* _TASK_
Output each entry that follows exactly. Images stay out.

* _DATA SHOWN_
☆ ☆ ☆
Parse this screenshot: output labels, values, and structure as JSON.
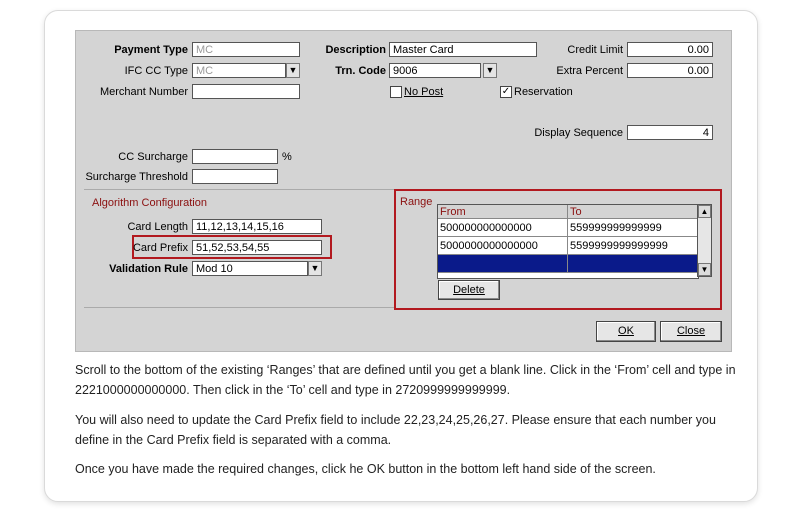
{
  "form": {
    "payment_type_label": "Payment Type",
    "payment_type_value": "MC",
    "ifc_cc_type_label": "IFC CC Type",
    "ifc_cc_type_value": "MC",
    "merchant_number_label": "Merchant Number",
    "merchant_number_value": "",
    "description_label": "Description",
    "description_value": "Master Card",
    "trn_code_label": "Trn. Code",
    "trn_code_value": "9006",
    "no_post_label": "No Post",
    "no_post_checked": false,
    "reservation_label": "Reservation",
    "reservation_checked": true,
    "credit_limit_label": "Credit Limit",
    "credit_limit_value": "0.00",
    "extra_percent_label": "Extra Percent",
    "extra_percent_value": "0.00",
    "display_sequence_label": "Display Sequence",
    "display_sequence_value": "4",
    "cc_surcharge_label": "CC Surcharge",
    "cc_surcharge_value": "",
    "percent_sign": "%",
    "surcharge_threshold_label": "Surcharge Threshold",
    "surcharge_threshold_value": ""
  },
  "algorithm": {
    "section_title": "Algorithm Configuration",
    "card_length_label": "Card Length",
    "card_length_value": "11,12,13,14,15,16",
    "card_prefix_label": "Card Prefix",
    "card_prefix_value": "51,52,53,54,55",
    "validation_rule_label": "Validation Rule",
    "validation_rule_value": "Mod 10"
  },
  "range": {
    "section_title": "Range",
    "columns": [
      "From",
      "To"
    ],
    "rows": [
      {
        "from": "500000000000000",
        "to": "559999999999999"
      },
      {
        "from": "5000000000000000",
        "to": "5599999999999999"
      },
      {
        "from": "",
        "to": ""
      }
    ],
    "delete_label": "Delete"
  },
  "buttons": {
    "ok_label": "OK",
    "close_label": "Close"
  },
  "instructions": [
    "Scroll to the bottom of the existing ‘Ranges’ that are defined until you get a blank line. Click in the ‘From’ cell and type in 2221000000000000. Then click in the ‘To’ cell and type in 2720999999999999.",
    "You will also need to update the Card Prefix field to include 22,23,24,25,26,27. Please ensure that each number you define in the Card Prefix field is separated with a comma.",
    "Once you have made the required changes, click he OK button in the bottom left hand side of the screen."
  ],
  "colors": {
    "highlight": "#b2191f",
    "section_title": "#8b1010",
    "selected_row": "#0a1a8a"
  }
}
☆ ☆ ☆
* _COMPLETE ANSWER_
Parse this screenshot: output labels, values, and structure as JSON.
{
  "form": {
    "payment_type_label": "Payment Type",
    "payment_type_value": "MC",
    "ifc_cc_type_label": "IFC CC Type",
    "ifc_cc_type_value": "MC",
    "merchant_number_label": "Merchant Number",
    "merchant_number_value": "",
    "description_label": "Description",
    "description_value": "Master Card",
    "trn_code_label": "Trn. Code",
    "trn_code_value": "9006",
    "no_post_label": "No Post",
    "no_post_checked": false,
    "reservation_label": "Reservation",
    "reservation_checked": true,
    "credit_limit_label": "Credit Limit",
    "credit_limit_value": "0.00",
    "extra_percent_label": "Extra Percent",
    "extra_percent_value": "0.00",
    "display_sequence_label": "Display Sequence",
    "display_sequence_value": "4",
    "cc_surcharge_label": "CC Surcharge",
    "cc_surcharge_value": "",
    "percent_sign": "%",
    "surcharge_threshold_label": "Surcharge Threshold",
    "surcharge_threshold_value": ""
  },
  "algorithm": {
    "section_title": "Algorithm Configuration",
    "card_length_label": "Card Length",
    "card_length_value": "11,12,13,14,15,16",
    "card_prefix_label": "Card Prefix",
    "card_prefix_value": "51,52,53,54,55",
    "validation_rule_label": "Validation Rule",
    "validation_rule_value": "Mod 10"
  },
  "range": {
    "section_title": "Range",
    "columns": [
      "From",
      "To"
    ],
    "rows": [
      {
        "from": "500000000000000",
        "to": "559999999999999"
      },
      {
        "from": "5000000000000000",
        "to": "5599999999999999"
      },
      {
        "from": "",
        "to": ""
      }
    ],
    "delete_label": "Delete"
  },
  "buttons": {
    "ok_label": "OK",
    "close_label": "Close"
  },
  "instructions": [
    "Scroll to the bottom of the existing ‘Ranges’ that are defined until you get a blank line. Click in the ‘From’ cell and type in 2221000000000000. Then click in the ‘To’ cell and type in 2720999999999999.",
    "You will also need to update the Card Prefix field to include 22,23,24,25,26,27. Please ensure that each number you define in the Card Prefix field is separated with a comma.",
    "Once you have made the required changes, click he OK button in the bottom left hand side of the screen."
  ],
  "colors": {
    "highlight": "#b2191f",
    "section_title": "#8b1010",
    "selected_row": "#0a1a8a"
  }
}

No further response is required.